• [PROBLEM STATEMENT]: Gather the lines from the material that contain "movilidad".

A run of records:
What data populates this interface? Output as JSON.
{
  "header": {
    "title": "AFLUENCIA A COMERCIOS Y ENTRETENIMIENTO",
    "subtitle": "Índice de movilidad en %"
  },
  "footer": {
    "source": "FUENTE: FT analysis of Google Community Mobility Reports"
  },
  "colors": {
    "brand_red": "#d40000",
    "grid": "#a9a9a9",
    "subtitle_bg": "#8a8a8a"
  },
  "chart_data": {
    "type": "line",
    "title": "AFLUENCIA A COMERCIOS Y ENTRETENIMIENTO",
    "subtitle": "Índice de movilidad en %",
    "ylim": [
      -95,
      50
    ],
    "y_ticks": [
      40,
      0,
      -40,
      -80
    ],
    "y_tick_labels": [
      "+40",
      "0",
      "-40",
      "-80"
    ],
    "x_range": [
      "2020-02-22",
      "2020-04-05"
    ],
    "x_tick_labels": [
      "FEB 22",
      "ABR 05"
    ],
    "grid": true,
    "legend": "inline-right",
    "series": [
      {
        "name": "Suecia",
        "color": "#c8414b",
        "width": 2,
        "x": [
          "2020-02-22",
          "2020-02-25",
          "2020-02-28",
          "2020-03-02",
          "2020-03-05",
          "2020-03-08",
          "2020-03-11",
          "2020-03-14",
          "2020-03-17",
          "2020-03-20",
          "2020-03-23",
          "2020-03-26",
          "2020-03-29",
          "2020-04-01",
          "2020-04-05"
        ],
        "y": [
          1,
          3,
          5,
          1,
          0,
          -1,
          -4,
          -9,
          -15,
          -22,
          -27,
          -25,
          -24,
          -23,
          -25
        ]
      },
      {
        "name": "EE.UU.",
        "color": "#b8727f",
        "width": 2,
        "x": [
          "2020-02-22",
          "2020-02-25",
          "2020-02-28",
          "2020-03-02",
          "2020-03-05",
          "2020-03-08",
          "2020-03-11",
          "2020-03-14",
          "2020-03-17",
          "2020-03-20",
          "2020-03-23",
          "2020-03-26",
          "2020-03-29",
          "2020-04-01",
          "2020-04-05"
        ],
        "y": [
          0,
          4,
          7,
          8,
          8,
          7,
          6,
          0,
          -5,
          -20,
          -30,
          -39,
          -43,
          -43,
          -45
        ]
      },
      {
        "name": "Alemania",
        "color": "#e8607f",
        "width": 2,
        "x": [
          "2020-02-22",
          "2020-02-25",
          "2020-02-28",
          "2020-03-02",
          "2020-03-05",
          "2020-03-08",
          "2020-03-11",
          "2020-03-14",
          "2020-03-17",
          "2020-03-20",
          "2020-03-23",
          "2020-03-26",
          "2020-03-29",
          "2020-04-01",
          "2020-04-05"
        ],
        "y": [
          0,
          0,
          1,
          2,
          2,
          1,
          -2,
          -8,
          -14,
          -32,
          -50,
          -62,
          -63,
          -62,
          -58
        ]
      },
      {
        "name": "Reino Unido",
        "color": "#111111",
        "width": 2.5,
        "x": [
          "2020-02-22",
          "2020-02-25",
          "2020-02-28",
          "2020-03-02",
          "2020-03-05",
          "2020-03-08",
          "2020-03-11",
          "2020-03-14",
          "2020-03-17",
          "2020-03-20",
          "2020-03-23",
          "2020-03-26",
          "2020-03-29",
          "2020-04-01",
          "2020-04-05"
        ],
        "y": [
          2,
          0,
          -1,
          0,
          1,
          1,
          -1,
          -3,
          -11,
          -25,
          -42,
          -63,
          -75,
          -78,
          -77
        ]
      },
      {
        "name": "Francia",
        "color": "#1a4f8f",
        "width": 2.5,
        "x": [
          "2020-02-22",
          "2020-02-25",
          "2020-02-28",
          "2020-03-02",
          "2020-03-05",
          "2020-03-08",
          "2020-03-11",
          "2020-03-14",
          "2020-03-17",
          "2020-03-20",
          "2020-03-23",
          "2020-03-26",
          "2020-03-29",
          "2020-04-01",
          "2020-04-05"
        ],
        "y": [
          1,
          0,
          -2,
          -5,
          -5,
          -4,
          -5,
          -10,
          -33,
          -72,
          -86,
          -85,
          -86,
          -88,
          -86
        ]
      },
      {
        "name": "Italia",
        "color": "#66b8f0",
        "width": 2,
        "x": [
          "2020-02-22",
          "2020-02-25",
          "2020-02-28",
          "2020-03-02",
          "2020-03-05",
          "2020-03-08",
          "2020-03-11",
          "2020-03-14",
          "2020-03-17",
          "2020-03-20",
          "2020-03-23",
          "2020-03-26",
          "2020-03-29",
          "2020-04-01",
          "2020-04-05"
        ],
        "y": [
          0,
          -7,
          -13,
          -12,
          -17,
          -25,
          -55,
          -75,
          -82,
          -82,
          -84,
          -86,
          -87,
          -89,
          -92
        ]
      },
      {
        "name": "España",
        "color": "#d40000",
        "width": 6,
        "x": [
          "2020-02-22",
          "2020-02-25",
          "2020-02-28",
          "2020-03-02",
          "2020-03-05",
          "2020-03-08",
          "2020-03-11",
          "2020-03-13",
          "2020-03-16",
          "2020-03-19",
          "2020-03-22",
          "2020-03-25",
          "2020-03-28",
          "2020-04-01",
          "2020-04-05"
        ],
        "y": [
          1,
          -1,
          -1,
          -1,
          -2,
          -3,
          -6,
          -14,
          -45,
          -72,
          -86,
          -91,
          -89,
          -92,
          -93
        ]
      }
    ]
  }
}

• [TASK OUTPUT]:
    "subtitle": "Índice de movilidad en %"
    "subtitle": "Índice de movilidad en %",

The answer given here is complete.